Copy out all lines in the data below containing the string "frac".

Data items
◆ ◆ ◆ ◆ ◆ ◆ ◆

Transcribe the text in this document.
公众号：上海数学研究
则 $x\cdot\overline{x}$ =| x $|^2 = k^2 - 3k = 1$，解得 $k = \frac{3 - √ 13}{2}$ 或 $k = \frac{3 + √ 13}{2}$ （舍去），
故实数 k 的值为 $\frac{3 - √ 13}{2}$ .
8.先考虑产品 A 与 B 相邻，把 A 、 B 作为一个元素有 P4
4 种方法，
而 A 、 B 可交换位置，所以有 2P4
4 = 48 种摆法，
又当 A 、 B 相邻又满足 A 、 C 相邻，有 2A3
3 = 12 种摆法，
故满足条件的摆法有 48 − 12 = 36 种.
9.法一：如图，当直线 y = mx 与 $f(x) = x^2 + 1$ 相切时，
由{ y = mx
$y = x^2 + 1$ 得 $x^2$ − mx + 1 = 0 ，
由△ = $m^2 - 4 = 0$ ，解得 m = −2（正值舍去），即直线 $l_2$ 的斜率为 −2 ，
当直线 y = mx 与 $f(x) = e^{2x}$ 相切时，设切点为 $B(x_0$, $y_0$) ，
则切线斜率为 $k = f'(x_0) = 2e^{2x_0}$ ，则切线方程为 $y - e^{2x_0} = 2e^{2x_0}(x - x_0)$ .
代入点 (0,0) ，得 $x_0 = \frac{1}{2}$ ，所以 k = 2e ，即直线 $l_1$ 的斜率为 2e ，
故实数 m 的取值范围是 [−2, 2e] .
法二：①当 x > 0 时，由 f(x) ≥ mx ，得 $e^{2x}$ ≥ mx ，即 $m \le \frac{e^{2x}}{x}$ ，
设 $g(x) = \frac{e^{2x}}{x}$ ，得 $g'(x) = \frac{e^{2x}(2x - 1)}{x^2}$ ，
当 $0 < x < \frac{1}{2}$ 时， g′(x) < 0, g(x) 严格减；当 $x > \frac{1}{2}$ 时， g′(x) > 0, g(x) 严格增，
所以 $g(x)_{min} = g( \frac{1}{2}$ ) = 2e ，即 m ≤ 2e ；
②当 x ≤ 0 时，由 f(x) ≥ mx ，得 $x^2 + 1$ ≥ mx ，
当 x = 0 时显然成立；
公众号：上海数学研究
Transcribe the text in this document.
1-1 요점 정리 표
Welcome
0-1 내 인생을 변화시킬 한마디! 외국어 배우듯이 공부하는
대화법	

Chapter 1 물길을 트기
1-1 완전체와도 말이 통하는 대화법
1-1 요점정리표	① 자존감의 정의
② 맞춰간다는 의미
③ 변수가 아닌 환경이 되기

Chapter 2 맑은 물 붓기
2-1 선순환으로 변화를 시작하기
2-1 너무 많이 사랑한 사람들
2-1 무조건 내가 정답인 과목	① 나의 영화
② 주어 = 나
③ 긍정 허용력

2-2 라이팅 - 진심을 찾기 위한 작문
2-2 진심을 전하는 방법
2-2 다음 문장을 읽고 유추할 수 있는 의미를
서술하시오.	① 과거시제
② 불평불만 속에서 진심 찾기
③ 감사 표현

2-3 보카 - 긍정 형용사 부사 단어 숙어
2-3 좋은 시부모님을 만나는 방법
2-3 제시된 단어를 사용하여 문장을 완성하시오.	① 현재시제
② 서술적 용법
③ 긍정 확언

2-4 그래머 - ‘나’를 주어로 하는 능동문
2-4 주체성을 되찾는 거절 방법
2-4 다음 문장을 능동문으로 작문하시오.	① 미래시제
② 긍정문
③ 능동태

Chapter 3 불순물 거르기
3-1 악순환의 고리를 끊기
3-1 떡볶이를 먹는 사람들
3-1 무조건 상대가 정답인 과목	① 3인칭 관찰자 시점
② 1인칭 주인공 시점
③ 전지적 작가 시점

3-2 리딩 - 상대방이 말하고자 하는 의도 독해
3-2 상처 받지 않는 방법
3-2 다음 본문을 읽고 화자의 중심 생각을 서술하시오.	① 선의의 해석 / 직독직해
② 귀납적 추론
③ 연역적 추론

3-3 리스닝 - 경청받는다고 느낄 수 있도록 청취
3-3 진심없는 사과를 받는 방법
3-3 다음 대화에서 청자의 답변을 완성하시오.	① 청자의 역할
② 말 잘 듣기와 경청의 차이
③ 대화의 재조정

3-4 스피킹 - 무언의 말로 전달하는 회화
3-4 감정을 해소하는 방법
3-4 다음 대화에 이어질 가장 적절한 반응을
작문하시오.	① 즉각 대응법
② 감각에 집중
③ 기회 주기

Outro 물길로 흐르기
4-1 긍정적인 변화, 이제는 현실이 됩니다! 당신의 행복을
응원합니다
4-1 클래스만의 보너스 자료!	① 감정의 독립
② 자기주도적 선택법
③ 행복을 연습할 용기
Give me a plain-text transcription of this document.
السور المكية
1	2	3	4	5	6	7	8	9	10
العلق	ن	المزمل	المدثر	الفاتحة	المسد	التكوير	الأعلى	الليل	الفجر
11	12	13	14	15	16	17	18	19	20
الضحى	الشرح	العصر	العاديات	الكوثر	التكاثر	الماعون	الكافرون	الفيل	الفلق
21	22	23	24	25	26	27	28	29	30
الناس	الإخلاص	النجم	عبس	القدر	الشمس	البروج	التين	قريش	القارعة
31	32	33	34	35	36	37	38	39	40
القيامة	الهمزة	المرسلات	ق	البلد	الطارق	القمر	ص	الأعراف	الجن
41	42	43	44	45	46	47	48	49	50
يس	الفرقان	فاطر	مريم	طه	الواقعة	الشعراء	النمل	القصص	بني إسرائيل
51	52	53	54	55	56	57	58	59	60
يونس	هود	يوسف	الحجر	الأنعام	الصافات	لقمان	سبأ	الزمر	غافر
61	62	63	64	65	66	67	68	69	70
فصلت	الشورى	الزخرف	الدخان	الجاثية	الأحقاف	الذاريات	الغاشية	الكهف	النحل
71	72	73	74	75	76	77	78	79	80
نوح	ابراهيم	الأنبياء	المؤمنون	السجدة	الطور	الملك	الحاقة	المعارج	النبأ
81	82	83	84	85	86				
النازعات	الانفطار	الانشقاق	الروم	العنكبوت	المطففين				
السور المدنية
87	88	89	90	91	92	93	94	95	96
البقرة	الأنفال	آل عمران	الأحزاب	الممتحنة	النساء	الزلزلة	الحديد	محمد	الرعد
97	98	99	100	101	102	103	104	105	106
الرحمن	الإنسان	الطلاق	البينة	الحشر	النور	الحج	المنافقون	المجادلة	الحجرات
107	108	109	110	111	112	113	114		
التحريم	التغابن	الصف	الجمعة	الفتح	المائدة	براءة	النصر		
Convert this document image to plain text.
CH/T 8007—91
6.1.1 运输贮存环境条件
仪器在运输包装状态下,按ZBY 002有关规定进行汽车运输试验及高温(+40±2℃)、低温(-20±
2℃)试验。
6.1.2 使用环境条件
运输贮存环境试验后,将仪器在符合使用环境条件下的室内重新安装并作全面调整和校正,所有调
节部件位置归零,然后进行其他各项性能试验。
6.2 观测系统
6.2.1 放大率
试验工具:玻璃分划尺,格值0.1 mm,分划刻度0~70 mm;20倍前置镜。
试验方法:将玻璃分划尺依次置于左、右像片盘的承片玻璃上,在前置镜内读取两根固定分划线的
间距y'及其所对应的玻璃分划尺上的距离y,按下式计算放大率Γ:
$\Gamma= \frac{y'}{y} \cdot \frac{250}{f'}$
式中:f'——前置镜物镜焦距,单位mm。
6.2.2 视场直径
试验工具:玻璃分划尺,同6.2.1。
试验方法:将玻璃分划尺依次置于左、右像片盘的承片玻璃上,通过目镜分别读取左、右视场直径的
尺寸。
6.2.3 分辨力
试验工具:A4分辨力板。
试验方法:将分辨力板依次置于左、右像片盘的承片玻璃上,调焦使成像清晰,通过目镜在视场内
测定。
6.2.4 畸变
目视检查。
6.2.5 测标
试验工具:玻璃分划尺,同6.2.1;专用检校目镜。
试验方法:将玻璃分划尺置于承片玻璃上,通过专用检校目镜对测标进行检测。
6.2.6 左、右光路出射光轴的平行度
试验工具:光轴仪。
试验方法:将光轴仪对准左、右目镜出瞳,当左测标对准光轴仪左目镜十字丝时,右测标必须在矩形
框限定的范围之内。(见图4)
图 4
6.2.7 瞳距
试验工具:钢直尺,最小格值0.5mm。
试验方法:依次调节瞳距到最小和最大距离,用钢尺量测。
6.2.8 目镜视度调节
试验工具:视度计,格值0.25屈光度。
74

◆ ◆ ◆ ◆ ◆ ◆ ◆

_FINISHED ANSWER_.
则 $x\cdot\overline{x}$ =| x $|^2 = k^2 - 3k = 1$，解得 $k = \frac{3 - √ 13}{2}$ 或 $k = \frac{3 + √ 13}{2}$ （舍去），
故实数 k 的值为 $\frac{3 - √ 13}{2}$ .
代入点 (0,0) ，得 $x_0 = \frac{1}{2}$ ，所以 k = 2e ，即直线 $l_1$ 的斜率为 2e ，
法二：①当 x > 0 时，由 f(x) ≥ mx ，得 $e^{2x}$ ≥ mx ，即 $m \le \frac{e^{2x}}{x}$ ，
设 $g(x) = \frac{e^{2x}}{x}$ ，得 $g'(x) = \frac{e^{2x}(2x - 1)}{x^2}$ ，
当 $0 < x < \frac{1}{2}$ 时， g′(x) < 0, g(x) 严格减；当 $x > \frac{1}{2}$ 时， g′(x) > 0, g(x) 严格增，
所以 $g(x)_{min} = g( \frac{1}{2}$ ) = 2e ，即 m ≤ 2e ；
$\Gamma= \frac{y'}{y} \cdot \frac{250}{f'}$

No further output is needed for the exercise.